__Goal of the exercise__
From the records below, copy every line that contains the word "أعلام".

· · ·

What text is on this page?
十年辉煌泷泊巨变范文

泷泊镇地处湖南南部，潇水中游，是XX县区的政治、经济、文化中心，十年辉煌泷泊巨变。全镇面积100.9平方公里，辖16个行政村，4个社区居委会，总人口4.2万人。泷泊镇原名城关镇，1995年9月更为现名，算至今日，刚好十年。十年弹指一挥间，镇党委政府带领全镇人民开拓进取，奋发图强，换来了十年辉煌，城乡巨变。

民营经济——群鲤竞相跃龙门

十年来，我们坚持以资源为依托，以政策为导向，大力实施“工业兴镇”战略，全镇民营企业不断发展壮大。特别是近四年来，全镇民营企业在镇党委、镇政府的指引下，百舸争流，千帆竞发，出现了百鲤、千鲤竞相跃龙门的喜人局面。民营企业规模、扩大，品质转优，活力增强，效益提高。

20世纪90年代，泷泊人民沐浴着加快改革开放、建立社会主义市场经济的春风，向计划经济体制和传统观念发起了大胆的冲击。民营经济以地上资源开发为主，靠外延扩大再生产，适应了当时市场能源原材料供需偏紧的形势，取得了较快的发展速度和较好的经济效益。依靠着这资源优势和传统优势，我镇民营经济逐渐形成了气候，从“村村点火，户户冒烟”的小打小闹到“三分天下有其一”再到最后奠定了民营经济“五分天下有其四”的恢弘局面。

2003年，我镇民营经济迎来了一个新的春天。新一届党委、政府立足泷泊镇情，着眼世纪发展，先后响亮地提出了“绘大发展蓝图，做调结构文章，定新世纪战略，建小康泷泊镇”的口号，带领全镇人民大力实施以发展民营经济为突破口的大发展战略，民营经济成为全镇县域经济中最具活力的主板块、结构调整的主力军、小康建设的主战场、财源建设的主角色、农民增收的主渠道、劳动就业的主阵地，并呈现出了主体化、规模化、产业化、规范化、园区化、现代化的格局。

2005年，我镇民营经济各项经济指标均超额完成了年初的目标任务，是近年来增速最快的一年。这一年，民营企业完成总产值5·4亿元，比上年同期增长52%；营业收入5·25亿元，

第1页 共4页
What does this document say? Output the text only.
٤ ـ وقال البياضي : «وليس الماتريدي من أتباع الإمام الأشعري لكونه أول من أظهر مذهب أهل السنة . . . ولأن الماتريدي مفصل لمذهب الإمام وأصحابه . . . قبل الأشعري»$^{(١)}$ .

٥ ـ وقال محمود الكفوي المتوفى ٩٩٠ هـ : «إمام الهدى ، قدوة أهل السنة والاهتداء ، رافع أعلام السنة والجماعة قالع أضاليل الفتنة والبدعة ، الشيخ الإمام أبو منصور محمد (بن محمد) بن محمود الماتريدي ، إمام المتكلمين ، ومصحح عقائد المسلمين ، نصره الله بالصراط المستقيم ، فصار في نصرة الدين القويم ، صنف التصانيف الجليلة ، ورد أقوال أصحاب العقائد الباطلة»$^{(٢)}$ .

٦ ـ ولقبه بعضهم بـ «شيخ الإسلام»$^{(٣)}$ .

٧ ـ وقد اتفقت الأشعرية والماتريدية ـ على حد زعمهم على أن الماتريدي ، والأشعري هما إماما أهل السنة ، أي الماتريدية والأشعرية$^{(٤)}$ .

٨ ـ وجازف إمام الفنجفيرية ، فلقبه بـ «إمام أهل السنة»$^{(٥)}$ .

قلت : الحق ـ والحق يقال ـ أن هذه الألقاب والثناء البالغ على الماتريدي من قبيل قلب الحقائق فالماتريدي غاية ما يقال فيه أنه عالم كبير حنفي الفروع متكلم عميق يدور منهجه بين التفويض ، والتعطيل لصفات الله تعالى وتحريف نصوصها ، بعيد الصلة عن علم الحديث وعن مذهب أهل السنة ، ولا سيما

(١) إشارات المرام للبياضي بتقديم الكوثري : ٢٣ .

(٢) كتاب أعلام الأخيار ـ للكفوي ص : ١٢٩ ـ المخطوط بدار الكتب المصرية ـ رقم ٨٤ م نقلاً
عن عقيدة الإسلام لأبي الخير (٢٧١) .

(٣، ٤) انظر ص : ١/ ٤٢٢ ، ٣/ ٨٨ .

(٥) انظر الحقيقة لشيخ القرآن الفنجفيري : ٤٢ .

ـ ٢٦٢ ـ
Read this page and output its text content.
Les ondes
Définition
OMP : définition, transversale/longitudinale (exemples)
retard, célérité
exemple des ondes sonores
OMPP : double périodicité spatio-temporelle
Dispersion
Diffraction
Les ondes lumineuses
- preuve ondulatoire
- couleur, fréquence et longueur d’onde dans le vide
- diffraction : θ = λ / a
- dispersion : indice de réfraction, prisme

· · ·

__Expected answer__
٥ ـ وقال محمود الكفوي المتوفى ٩٩٠ هـ : «إمام الهدى ، قدوة أهل السنة والاهتداء ، رافع أعلام السنة والجماعة قالع أضاليل الفتنة والبدعة ، الشيخ الإمام أبو منصور محمد (بن محمد) بن محمود الماتريدي ، إمام المتكلمين ، ومصحح عقائد المسلمين ، نصره الله بالصراط المستقيم ، فصار في نصرة الدين القويم ، صنف التصانيف الجليلة ، ورد أقوال أصحاب العقائد الباطلة»$^{(٢)}$ .
(٢) كتاب أعلام الأخيار ـ للكفوي ص : ١٢٩ ـ المخطوط بدار الكتب المصرية ـ رقم ٨٤ م نقلاً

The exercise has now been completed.